--- Stored records ---

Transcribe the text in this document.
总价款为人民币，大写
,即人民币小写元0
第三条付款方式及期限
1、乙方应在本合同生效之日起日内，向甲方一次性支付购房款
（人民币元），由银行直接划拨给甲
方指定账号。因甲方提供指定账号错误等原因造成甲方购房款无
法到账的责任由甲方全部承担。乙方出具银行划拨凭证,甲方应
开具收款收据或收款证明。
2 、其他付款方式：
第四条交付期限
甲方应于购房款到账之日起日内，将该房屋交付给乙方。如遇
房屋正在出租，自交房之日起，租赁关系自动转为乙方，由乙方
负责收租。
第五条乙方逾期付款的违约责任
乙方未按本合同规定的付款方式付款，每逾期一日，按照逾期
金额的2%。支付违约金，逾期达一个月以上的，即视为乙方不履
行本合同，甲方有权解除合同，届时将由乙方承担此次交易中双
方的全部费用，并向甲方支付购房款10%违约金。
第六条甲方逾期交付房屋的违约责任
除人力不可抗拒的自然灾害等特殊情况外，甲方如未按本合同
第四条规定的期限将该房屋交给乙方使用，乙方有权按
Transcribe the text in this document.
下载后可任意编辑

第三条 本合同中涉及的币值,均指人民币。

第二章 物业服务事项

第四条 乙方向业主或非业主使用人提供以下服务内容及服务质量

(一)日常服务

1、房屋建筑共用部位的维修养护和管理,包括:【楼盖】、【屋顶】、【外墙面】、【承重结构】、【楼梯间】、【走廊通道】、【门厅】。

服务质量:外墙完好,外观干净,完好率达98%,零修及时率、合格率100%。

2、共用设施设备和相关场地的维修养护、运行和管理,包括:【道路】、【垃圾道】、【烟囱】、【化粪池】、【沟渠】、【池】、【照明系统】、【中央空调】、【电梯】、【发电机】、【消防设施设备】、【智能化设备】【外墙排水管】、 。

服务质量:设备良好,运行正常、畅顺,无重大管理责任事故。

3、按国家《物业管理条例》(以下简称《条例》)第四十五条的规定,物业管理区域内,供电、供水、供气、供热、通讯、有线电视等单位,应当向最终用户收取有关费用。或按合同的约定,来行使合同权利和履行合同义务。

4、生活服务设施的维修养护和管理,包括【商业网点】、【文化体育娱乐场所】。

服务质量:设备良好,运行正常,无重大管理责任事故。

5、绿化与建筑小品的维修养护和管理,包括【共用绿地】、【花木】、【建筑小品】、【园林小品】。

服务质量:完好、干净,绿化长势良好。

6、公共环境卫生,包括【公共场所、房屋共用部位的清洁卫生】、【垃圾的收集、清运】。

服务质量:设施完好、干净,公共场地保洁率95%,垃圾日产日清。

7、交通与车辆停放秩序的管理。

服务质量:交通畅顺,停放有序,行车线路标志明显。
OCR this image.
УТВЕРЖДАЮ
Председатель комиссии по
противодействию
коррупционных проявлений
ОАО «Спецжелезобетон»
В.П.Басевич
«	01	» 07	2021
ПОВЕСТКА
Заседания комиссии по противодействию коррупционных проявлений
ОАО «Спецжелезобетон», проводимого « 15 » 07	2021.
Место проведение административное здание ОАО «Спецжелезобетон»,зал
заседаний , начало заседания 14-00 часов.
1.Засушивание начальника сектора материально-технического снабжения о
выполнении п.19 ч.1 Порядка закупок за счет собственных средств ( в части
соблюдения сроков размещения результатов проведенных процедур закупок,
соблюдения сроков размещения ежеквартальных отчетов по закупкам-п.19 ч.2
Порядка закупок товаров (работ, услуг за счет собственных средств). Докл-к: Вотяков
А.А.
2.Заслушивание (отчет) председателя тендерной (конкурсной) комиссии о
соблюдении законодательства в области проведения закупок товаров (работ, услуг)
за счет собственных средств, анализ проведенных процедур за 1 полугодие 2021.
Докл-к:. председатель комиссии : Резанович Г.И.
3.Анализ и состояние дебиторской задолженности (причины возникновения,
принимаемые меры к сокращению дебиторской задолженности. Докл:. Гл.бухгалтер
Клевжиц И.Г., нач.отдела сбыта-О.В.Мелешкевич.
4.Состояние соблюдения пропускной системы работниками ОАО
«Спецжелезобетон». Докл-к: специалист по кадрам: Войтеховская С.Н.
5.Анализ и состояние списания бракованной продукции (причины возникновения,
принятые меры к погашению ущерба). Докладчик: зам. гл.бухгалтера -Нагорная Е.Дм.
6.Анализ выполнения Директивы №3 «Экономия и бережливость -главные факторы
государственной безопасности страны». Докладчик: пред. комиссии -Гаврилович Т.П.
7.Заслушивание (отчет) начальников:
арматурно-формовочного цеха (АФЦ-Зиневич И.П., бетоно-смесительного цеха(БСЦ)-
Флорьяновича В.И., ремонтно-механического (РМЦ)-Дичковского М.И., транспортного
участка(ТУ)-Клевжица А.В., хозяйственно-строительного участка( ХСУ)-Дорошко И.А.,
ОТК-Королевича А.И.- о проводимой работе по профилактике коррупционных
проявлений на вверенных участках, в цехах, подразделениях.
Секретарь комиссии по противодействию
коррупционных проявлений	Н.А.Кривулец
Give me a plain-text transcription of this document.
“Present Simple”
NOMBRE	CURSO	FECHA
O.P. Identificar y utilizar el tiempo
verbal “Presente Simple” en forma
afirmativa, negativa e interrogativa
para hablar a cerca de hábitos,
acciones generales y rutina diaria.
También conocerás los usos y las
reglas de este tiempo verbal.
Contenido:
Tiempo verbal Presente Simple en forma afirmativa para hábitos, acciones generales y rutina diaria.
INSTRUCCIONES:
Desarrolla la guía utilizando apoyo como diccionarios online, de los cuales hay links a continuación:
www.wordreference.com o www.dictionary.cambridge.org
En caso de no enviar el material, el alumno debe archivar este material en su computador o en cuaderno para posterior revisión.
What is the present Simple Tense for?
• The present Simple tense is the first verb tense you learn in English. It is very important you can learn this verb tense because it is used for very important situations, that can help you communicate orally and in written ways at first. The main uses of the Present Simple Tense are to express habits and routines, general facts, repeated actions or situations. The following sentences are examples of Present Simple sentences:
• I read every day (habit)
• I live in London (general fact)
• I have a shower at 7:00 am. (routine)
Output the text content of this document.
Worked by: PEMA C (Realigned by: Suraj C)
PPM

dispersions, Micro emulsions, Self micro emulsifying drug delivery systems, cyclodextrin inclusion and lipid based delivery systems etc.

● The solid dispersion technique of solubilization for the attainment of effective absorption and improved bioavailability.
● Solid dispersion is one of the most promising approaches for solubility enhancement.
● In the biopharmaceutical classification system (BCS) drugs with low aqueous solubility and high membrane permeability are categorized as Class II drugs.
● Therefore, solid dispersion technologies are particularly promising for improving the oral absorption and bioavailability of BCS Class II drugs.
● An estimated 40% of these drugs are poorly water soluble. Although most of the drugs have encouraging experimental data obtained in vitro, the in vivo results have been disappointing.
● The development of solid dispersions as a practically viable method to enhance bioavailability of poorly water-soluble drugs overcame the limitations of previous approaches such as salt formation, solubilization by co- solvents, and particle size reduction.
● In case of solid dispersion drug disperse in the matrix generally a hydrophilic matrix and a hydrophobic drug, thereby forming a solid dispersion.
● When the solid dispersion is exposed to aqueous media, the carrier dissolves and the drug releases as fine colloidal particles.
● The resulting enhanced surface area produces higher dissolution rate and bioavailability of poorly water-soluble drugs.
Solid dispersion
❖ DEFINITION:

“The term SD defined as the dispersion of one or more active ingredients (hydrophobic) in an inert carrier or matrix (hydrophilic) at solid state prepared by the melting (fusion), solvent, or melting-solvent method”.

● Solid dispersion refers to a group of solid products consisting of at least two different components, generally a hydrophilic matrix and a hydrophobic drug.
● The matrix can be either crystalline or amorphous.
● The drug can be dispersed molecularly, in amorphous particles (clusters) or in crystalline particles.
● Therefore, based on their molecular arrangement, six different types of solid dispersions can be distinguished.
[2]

---

> **Exercise objective**
Retype the whole listing above exactly.

> **Full response**
Transcribe the text in this document.
总价款为人民币，大写
,即人民币小写元0
第三条付款方式及期限
1、乙方应在本合同生效之日起日内，向甲方一次性支付购房款
（人民币元），由银行直接划拨给甲
方指定账号。因甲方提供指定账号错误等原因造成甲方购房款无
法到账的责任由甲方全部承担。乙方出具银行划拨凭证,甲方应
开具收款收据或收款证明。
2 、其他付款方式：
第四条交付期限
甲方应于购房款到账之日起日内，将该房屋交付给乙方。如遇
房屋正在出租，自交房之日起，租赁关系自动转为乙方，由乙方
负责收租。
第五条乙方逾期付款的违约责任
乙方未按本合同规定的付款方式付款，每逾期一日，按照逾期
金额的2%。支付违约金，逾期达一个月以上的，即视为乙方不履
行本合同，甲方有权解除合同，届时将由乙方承担此次交易中双
方的全部费用，并向甲方支付购房款10%违约金。
第六条甲方逾期交付房屋的违约责任
除人力不可抗拒的自然灾害等特殊情况外，甲方如未按本合同
第四条规定的期限将该房屋交给乙方使用，乙方有权按
Transcribe the text in this document.
下载后可任意编辑

第三条 本合同中涉及的币值,均指人民币。

第二章 物业服务事项

第四条 乙方向业主或非业主使用人提供以下服务内容及服务质量

(一)日常服务

1、房屋建筑共用部位的维修养护和管理,包括:【楼盖】、【屋顶】、【外墙面】、【承重结构】、【楼梯间】、【走廊通道】、【门厅】。

服务质量:外墙完好,外观干净,完好率达98%,零修及时率、合格率100%。

2、共用设施设备和相关场地的维修养护、运行和管理,包括:【道路】、【垃圾道】、【烟囱】、【化粪池】、【沟渠】、【池】、【照明系统】、【中央空调】、【电梯】、【发电机】、【消防设施设备】、【智能化设备】【外墙排水管】、 。

服务质量:设备良好,运行正常、畅顺,无重大管理责任事故。

3、按国家《物业管理条例》(以下简称《条例》)第四十五条的规定,物业管理区域内,供电、供水、供气、供热、通讯、有线电视等单位,应当向最终用户收取有关费用。或按合同的约定,来行使合同权利和履行合同义务。

4、生活服务设施的维修养护和管理,包括【商业网点】、【文化体育娱乐场所】。

服务质量:设备良好,运行正常,无重大管理责任事故。

5、绿化与建筑小品的维修养护和管理,包括【共用绿地】、【花木】、【建筑小品】、【园林小品】。

服务质量:完好、干净,绿化长势良好。

6、公共环境卫生,包括【公共场所、房屋共用部位的清洁卫生】、【垃圾的收集、清运】。

服务质量:设施完好、干净,公共场地保洁率95%,垃圾日产日清。

7、交通与车辆停放秩序的管理。

服务质量:交通畅顺,停放有序,行车线路标志明显。
OCR this image.
УТВЕРЖДАЮ
Председатель комиссии по
противодействию
коррупционных проявлений
ОАО «Спецжелезобетон»
В.П.Басевич
«	01	» 07	2021
ПОВЕСТКА
Заседания комиссии по противодействию коррупционных проявлений
ОАО «Спецжелезобетон», проводимого « 15 » 07	2021.
Место проведение административное здание ОАО «Спецжелезобетон»,зал
заседаний , начало заседания 14-00 часов.
1.Засушивание начальника сектора материально-технического снабжения о
выполнении п.19 ч.1 Порядка закупок за счет собственных средств ( в части
соблюдения сроков размещения результатов проведенных процедур закупок,
соблюдения сроков размещения ежеквартальных отчетов по закупкам-п.19 ч.2
Порядка закупок товаров (работ, услуг за счет собственных средств). Докл-к: Вотяков
А.А.
2.Заслушивание (отчет) председателя тендерной (конкурсной) комиссии о
соблюдении законодательства в области проведения закупок товаров (работ, услуг)
за счет собственных средств, анализ проведенных процедур за 1 полугодие 2021.
Докл-к:. председатель комиссии : Резанович Г.И.
3.Анализ и состояние дебиторской задолженности (причины возникновения,
принимаемые меры к сокращению дебиторской задолженности. Докл:. Гл.бухгалтер
Клевжиц И.Г., нач.отдела сбыта-О.В.Мелешкевич.
4.Состояние соблюдения пропускной системы работниками ОАО
«Спецжелезобетон». Докл-к: специалист по кадрам: Войтеховская С.Н.
5.Анализ и состояние списания бракованной продукции (причины возникновения,
принятые меры к погашению ущерба). Докладчик: зам. гл.бухгалтера -Нагорная Е.Дм.
6.Анализ выполнения Директивы №3 «Экономия и бережливость -главные факторы
государственной безопасности страны». Докладчик: пред. комиссии -Гаврилович Т.П.
7.Заслушивание (отчет) начальников:
арматурно-формовочного цеха (АФЦ-Зиневич И.П., бетоно-смесительного цеха(БСЦ)-
Флорьяновича В.И., ремонтно-механического (РМЦ)-Дичковского М.И., транспортного
участка(ТУ)-Клевжица А.В., хозяйственно-строительного участка( ХСУ)-Дорошко И.А.,
ОТК-Королевича А.И.- о проводимой работе по профилактике коррупционных
проявлений на вверенных участках, в цехах, подразделениях.
Секретарь комиссии по противодействию
коррупционных проявлений	Н.А.Кривулец
Give me a plain-text transcription of this document.
“Present Simple”
NOMBRE	CURSO	FECHA
O.P. Identificar y utilizar el tiempo
verbal “Presente Simple” en forma
afirmativa, negativa e interrogativa
para hablar a cerca de hábitos,
acciones generales y rutina diaria.
También conocerás los usos y las
reglas de este tiempo verbal.
Contenido:
Tiempo verbal Presente Simple en forma afirmativa para hábitos, acciones generales y rutina diaria.
INSTRUCCIONES:
Desarrolla la guía utilizando apoyo como diccionarios online, de los cuales hay links a continuación:
www.wordreference.com o www.dictionary.cambridge.org
En caso de no enviar el material, el alumno debe archivar este material en su computador o en cuaderno para posterior revisión.
What is the present Simple Tense for?
• The present Simple tense is the first verb tense you learn in English. It is very important you can learn this verb tense because it is used for very important situations, that can help you communicate orally and in written ways at first. The main uses of the Present Simple Tense are to express habits and routines, general facts, repeated actions or situations. The following sentences are examples of Present Simple sentences:
• I read every day (habit)
• I live in London (general fact)
• I have a shower at 7:00 am. (routine)
Output the text content of this document.
Worked by: PEMA C (Realigned by: Suraj C)
PPM

dispersions, Micro emulsions, Self micro emulsifying drug delivery systems, cyclodextrin inclusion and lipid based delivery systems etc.

● The solid dispersion technique of solubilization for the attainment of effective absorption and improved bioavailability.
● Solid dispersion is one of the most promising approaches for solubility enhancement.
● In the biopharmaceutical classification system (BCS) drugs with low aqueous solubility and high membrane permeability are categorized as Class II drugs.
● Therefore, solid dispersion technologies are particularly promising for improving the oral absorption and bioavailability of BCS Class II drugs.
● An estimated 40% of these drugs are poorly water soluble. Although most of the drugs have encouraging experimental data obtained in vitro, the in vivo results have been disappointing.
● The development of solid dispersions as a practically viable method to enhance bioavailability of poorly water-soluble drugs overcame the limitations of previous approaches such as salt formation, solubilization by co- solvents, and particle size reduction.
● In case of solid dispersion drug disperse in the matrix generally a hydrophilic matrix and a hydrophobic drug, thereby forming a solid dispersion.
● When the solid dispersion is exposed to aqueous media, the carrier dissolves and the drug releases as fine colloidal particles.
● The resulting enhanced surface area produces higher dissolution rate and bioavailability of poorly water-soluble drugs.
Solid dispersion
❖ DEFINITION:

“The term SD defined as the dispersion of one or more active ingredients (hydrophobic) in an inert carrier or matrix (hydrophilic) at solid state prepared by the melting (fusion), solvent, or melting-solvent method”.

● Solid dispersion refers to a group of solid products consisting of at least two different components, generally a hydrophilic matrix and a hydrophobic drug.
● The matrix can be either crystalline or amorphous.
● The drug can be dispersed molecularly, in amorphous particles (clusters) or in crystalline particles.
● Therefore, based on their molecular arrangement, six different types of solid dispersions can be distinguished.
[2]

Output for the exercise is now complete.